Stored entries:
──────────
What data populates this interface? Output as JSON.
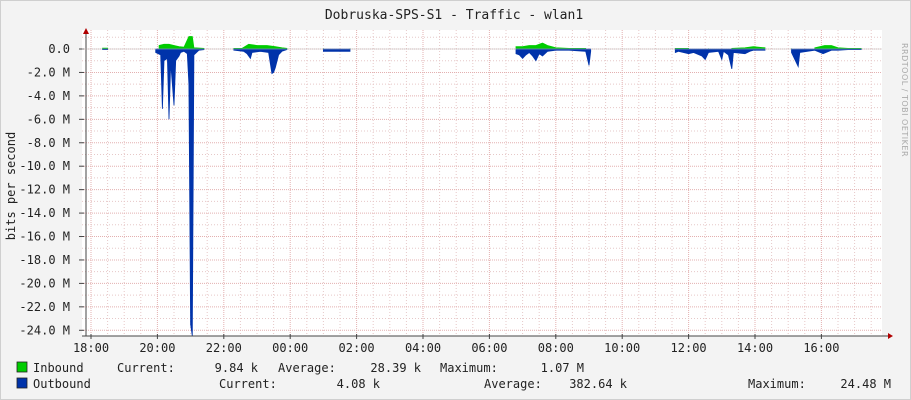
{
  "chart_data": {
    "type": "area",
    "title": "Dobruska-SPS-S1 - Traffic - wlan1",
    "ylabel": "bits per second",
    "watermark": "RRDTOOL / TOBI OETIKER",
    "x_ticks": [
      "18:00",
      "20:00",
      "22:00",
      "00:00",
      "02:00",
      "04:00",
      "06:00",
      "08:00",
      "10:00",
      "12:00",
      "14:00",
      "16:00"
    ],
    "y_ticks": [
      "0.0",
      "-2.0 M",
      "-4.0 M",
      "-6.0 M",
      "-8.0 M",
      "-10.0 M",
      "-12.0 M",
      "-14.0 M",
      "-16.0 M",
      "-18.0 M",
      "-20.0 M",
      "-22.0 M",
      "-24.0 M"
    ],
    "y_tick_values": [
      0,
      -2,
      -4,
      -6,
      -8,
      -10,
      -12,
      -14,
      -16,
      -18,
      -20,
      -22,
      -24
    ],
    "ylim": [
      -24.5,
      1.2
    ],
    "xlim_hours": [
      17.8,
      41.7
    ],
    "grid": true,
    "colors": {
      "inbound": "#00cc00",
      "outbound": "#0033aa",
      "grid": "#e6c8c8",
      "axis": "#444444"
    },
    "series": [
      {
        "name": "Inbound",
        "color": "#00cc00",
        "unit": "M bits/s",
        "points": [
          [
            18.35,
            0.08
          ],
          [
            18.5,
            0.08
          ],
          [
            20.05,
            0.3
          ],
          [
            20.2,
            0.4
          ],
          [
            20.35,
            0.4
          ],
          [
            20.5,
            0.3
          ],
          [
            20.65,
            0.2
          ],
          [
            20.8,
            0.15
          ],
          [
            20.95,
            1.07
          ],
          [
            21.05,
            1.07
          ],
          [
            21.1,
            0.1
          ],
          [
            21.4,
            0.05
          ],
          [
            22.3,
            0.05
          ],
          [
            22.55,
            0.05
          ],
          [
            22.75,
            0.4
          ],
          [
            23.0,
            0.3
          ],
          [
            23.3,
            0.3
          ],
          [
            23.55,
            0.2
          ],
          [
            23.75,
            0.1
          ],
          [
            23.9,
            0.05
          ],
          [
            25.0,
            0.05
          ],
          [
            25.8,
            0.05
          ],
          [
            30.8,
            0.2
          ],
          [
            31.0,
            0.2
          ],
          [
            31.2,
            0.3
          ],
          [
            31.4,
            0.3
          ],
          [
            31.6,
            0.5
          ],
          [
            31.75,
            0.3
          ],
          [
            32.0,
            0.1
          ],
          [
            32.4,
            0.05
          ],
          [
            32.9,
            0.05
          ],
          [
            35.6,
            0.05
          ],
          [
            36.0,
            0.05
          ],
          [
            36.6,
            0.05
          ],
          [
            37.3,
            0.05
          ],
          [
            37.7,
            0.1
          ],
          [
            37.95,
            0.2
          ],
          [
            38.3,
            0.1
          ],
          [
            39.1,
            0.05
          ],
          [
            39.8,
            0.1
          ],
          [
            40.1,
            0.3
          ],
          [
            40.3,
            0.3
          ],
          [
            40.5,
            0.1
          ],
          [
            40.8,
            0.05
          ],
          [
            41.2,
            0.05
          ]
        ]
      },
      {
        "name": "Outbound",
        "color": "#0033aa",
        "unit": "M bits/s",
        "points": [
          [
            18.35,
            -0.05
          ],
          [
            18.5,
            -0.05
          ],
          [
            19.95,
            -0.3
          ],
          [
            20.1,
            -0.5
          ],
          [
            20.15,
            -5.1
          ],
          [
            20.2,
            -1.0
          ],
          [
            20.3,
            -0.8
          ],
          [
            20.35,
            -6.0
          ],
          [
            20.4,
            -1.2
          ],
          [
            20.5,
            -4.8
          ],
          [
            20.55,
            -1.0
          ],
          [
            20.65,
            -0.6
          ],
          [
            20.7,
            -0.3
          ],
          [
            20.8,
            -0.2
          ],
          [
            20.9,
            -0.4
          ],
          [
            20.95,
            -3.0
          ],
          [
            21.0,
            -23.5
          ],
          [
            21.05,
            -24.48
          ],
          [
            21.1,
            -0.5
          ],
          [
            21.25,
            -0.1
          ],
          [
            21.4,
            -0.05
          ],
          [
            22.3,
            -0.1
          ],
          [
            22.6,
            -0.2
          ],
          [
            22.7,
            -0.4
          ],
          [
            22.8,
            -0.8
          ],
          [
            22.85,
            -0.3
          ],
          [
            23.1,
            -0.2
          ],
          [
            23.35,
            -0.3
          ],
          [
            23.45,
            -2.1
          ],
          [
            23.5,
            -2.0
          ],
          [
            23.55,
            -1.6
          ],
          [
            23.65,
            -0.5
          ],
          [
            23.75,
            -0.2
          ],
          [
            23.9,
            -0.05
          ],
          [
            25.0,
            -0.2
          ],
          [
            25.4,
            -0.2
          ],
          [
            25.8,
            -0.2
          ],
          [
            30.8,
            -0.4
          ],
          [
            30.9,
            -0.5
          ],
          [
            31.0,
            -0.8
          ],
          [
            31.1,
            -0.5
          ],
          [
            31.2,
            -0.3
          ],
          [
            31.3,
            -0.6
          ],
          [
            31.4,
            -1.0
          ],
          [
            31.5,
            -0.4
          ],
          [
            31.6,
            -0.6
          ],
          [
            31.75,
            -0.2
          ],
          [
            32.0,
            -0.1
          ],
          [
            32.4,
            -0.1
          ],
          [
            32.9,
            -0.2
          ],
          [
            33.0,
            -1.4
          ],
          [
            33.05,
            -0.2
          ],
          [
            35.6,
            -0.3
          ],
          [
            35.7,
            -0.2
          ],
          [
            36.0,
            -0.4
          ],
          [
            36.15,
            -0.3
          ],
          [
            36.4,
            -0.6
          ],
          [
            36.5,
            -0.9
          ],
          [
            36.6,
            -0.3
          ],
          [
            36.9,
            -0.2
          ],
          [
            37.0,
            -0.9
          ],
          [
            37.05,
            -0.2
          ],
          [
            37.2,
            -0.5
          ],
          [
            37.3,
            -1.7
          ],
          [
            37.35,
            -0.3
          ],
          [
            37.7,
            -0.4
          ],
          [
            37.85,
            -0.2
          ],
          [
            37.95,
            -0.1
          ],
          [
            38.3,
            -0.1
          ],
          [
            39.1,
            -0.3
          ],
          [
            39.3,
            -1.5
          ],
          [
            39.35,
            -0.3
          ],
          [
            39.8,
            -0.1
          ],
          [
            40.05,
            -0.4
          ],
          [
            40.3,
            -0.1
          ],
          [
            40.5,
            -0.1
          ],
          [
            40.8,
            -0.05
          ],
          [
            41.2,
            -0.05
          ]
        ]
      }
    ],
    "legend": {
      "inbound": {
        "label": "Inbound",
        "current_label": "Current:",
        "current": "9.84 k",
        "average_label": "Average:",
        "average": "28.39 k",
        "maximum_label": "Maximum:",
        "maximum": "1.07 M"
      },
      "outbound": {
        "label": "Outbound",
        "current_label": "Current:",
        "current": "4.08 k",
        "average_label": "Average:",
        "average": "382.64 k",
        "maximum_label": "Maximum:",
        "maximum": "24.48 M"
      }
    }
  }
}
──────────
▶ [Direction] Omit pictures; set down the rest of the material word for word.

▶ [Full output]
What data populates this interface? Output as JSON.
{
  "chart_data": {
    "type": "area",
    "title": "Dobruska-SPS-S1 - Traffic - wlan1",
    "ylabel": "bits per second",
    "watermark": "RRDTOOL / TOBI OETIKER",
    "x_ticks": [
      "18:00",
      "20:00",
      "22:00",
      "00:00",
      "02:00",
      "04:00",
      "06:00",
      "08:00",
      "10:00",
      "12:00",
      "14:00",
      "16:00"
    ],
    "y_ticks": [
      "0.0",
      "-2.0 M",
      "-4.0 M",
      "-6.0 M",
      "-8.0 M",
      "-10.0 M",
      "-12.0 M",
      "-14.0 M",
      "-16.0 M",
      "-18.0 M",
      "-20.0 M",
      "-22.0 M",
      "-24.0 M"
    ],
    "y_tick_values": [
      0,
      -2,
      -4,
      -6,
      -8,
      -10,
      -12,
      -14,
      -16,
      -18,
      -20,
      -22,
      -24
    ],
    "ylim": [
      -24.5,
      1.2
    ],
    "xlim_hours": [
      17.8,
      41.7
    ],
    "grid": true,
    "colors": {
      "inbound": "#00cc00",
      "outbound": "#0033aa",
      "grid": "#e6c8c8",
      "axis": "#444444"
    },
    "series": [
      {
        "name": "Inbound",
        "color": "#00cc00",
        "unit": "M bits/s",
        "points": [
          [
            18.35,
            0.08
          ],
          [
            18.5,
            0.08
          ],
          [
            20.05,
            0.3
          ],
          [
            20.2,
            0.4
          ],
          [
            20.35,
            0.4
          ],
          [
            20.5,
            0.3
          ],
          [
            20.65,
            0.2
          ],
          [
            20.8,
            0.15
          ],
          [
            20.95,
            1.07
          ],
          [
            21.05,
            1.07
          ],
          [
            21.1,
            0.1
          ],
          [
            21.4,
            0.05
          ],
          [
            22.3,
            0.05
          ],
          [
            22.55,
            0.05
          ],
          [
            22.75,
            0.4
          ],
          [
            23.0,
            0.3
          ],
          [
            23.3,
            0.3
          ],
          [
            23.55,
            0.2
          ],
          [
            23.75,
            0.1
          ],
          [
            23.9,
            0.05
          ],
          [
            25.0,
            0.05
          ],
          [
            25.8,
            0.05
          ],
          [
            30.8,
            0.2
          ],
          [
            31.0,
            0.2
          ],
          [
            31.2,
            0.3
          ],
          [
            31.4,
            0.3
          ],
          [
            31.6,
            0.5
          ],
          [
            31.75,
            0.3
          ],
          [
            32.0,
            0.1
          ],
          [
            32.4,
            0.05
          ],
          [
            32.9,
            0.05
          ],
          [
            35.6,
            0.05
          ],
          [
            36.0,
            0.05
          ],
          [
            36.6,
            0.05
          ],
          [
            37.3,
            0.05
          ],
          [
            37.7,
            0.1
          ],
          [
            37.95,
            0.2
          ],
          [
            38.3,
            0.1
          ],
          [
            39.1,
            0.05
          ],
          [
            39.8,
            0.1
          ],
          [
            40.1,
            0.3
          ],
          [
            40.3,
            0.3
          ],
          [
            40.5,
            0.1
          ],
          [
            40.8,
            0.05
          ],
          [
            41.2,
            0.05
          ]
        ]
      },
      {
        "name": "Outbound",
        "color": "#0033aa",
        "unit": "M bits/s",
        "points": [
          [
            18.35,
            -0.05
          ],
          [
            18.5,
            -0.05
          ],
          [
            19.95,
            -0.3
          ],
          [
            20.1,
            -0.5
          ],
          [
            20.15,
            -5.1
          ],
          [
            20.2,
            -1.0
          ],
          [
            20.3,
            -0.8
          ],
          [
            20.35,
            -6.0
          ],
          [
            20.4,
            -1.2
          ],
          [
            20.5,
            -4.8
          ],
          [
            20.55,
            -1.0
          ],
          [
            20.65,
            -0.6
          ],
          [
            20.7,
            -0.3
          ],
          [
            20.8,
            -0.2
          ],
          [
            20.9,
            -0.4
          ],
          [
            20.95,
            -3.0
          ],
          [
            21.0,
            -23.5
          ],
          [
            21.05,
            -24.48
          ],
          [
            21.1,
            -0.5
          ],
          [
            21.25,
            -0.1
          ],
          [
            21.4,
            -0.05
          ],
          [
            22.3,
            -0.1
          ],
          [
            22.6,
            -0.2
          ],
          [
            22.7,
            -0.4
          ],
          [
            22.8,
            -0.8
          ],
          [
            22.85,
            -0.3
          ],
          [
            23.1,
            -0.2
          ],
          [
            23.35,
            -0.3
          ],
          [
            23.45,
            -2.1
          ],
          [
            23.5,
            -2.0
          ],
          [
            23.55,
            -1.6
          ],
          [
            23.65,
            -0.5
          ],
          [
            23.75,
            -0.2
          ],
          [
            23.9,
            -0.05
          ],
          [
            25.0,
            -0.2
          ],
          [
            25.4,
            -0.2
          ],
          [
            25.8,
            -0.2
          ],
          [
            30.8,
            -0.4
          ],
          [
            30.9,
            -0.5
          ],
          [
            31.0,
            -0.8
          ],
          [
            31.1,
            -0.5
          ],
          [
            31.2,
            -0.3
          ],
          [
            31.3,
            -0.6
          ],
          [
            31.4,
            -1.0
          ],
          [
            31.5,
            -0.4
          ],
          [
            31.6,
            -0.6
          ],
          [
            31.75,
            -0.2
          ],
          [
            32.0,
            -0.1
          ],
          [
            32.4,
            -0.1
          ],
          [
            32.9,
            -0.2
          ],
          [
            33.0,
            -1.4
          ],
          [
            33.05,
            -0.2
          ],
          [
            35.6,
            -0.3
          ],
          [
            35.7,
            -0.2
          ],
          [
            36.0,
            -0.4
          ],
          [
            36.15,
            -0.3
          ],
          [
            36.4,
            -0.6
          ],
          [
            36.5,
            -0.9
          ],
          [
            36.6,
            -0.3
          ],
          [
            36.9,
            -0.2
          ],
          [
            37.0,
            -0.9
          ],
          [
            37.05,
            -0.2
          ],
          [
            37.2,
            -0.5
          ],
          [
            37.3,
            -1.7
          ],
          [
            37.35,
            -0.3
          ],
          [
            37.7,
            -0.4
          ],
          [
            37.85,
            -0.2
          ],
          [
            37.95,
            -0.1
          ],
          [
            38.3,
            -0.1
          ],
          [
            39.1,
            -0.3
          ],
          [
            39.3,
            -1.5
          ],
          [
            39.35,
            -0.3
          ],
          [
            39.8,
            -0.1
          ],
          [
            40.05,
            -0.4
          ],
          [
            40.3,
            -0.1
          ],
          [
            40.5,
            -0.1
          ],
          [
            40.8,
            -0.05
          ],
          [
            41.2,
            -0.05
          ]
        ]
      }
    ],
    "legend": {
      "inbound": {
        "label": "Inbound",
        "current_label": "Current:",
        "current": "9.84 k",
        "average_label": "Average:",
        "average": "28.39 k",
        "maximum_label": "Maximum:",
        "maximum": "1.07 M"
      },
      "outbound": {
        "label": "Outbound",
        "current_label": "Current:",
        "current": "4.08 k",
        "average_label": "Average:",
        "average": "382.64 k",
        "maximum_label": "Maximum:",
        "maximum": "24.48 M"
      }
    }
  }
}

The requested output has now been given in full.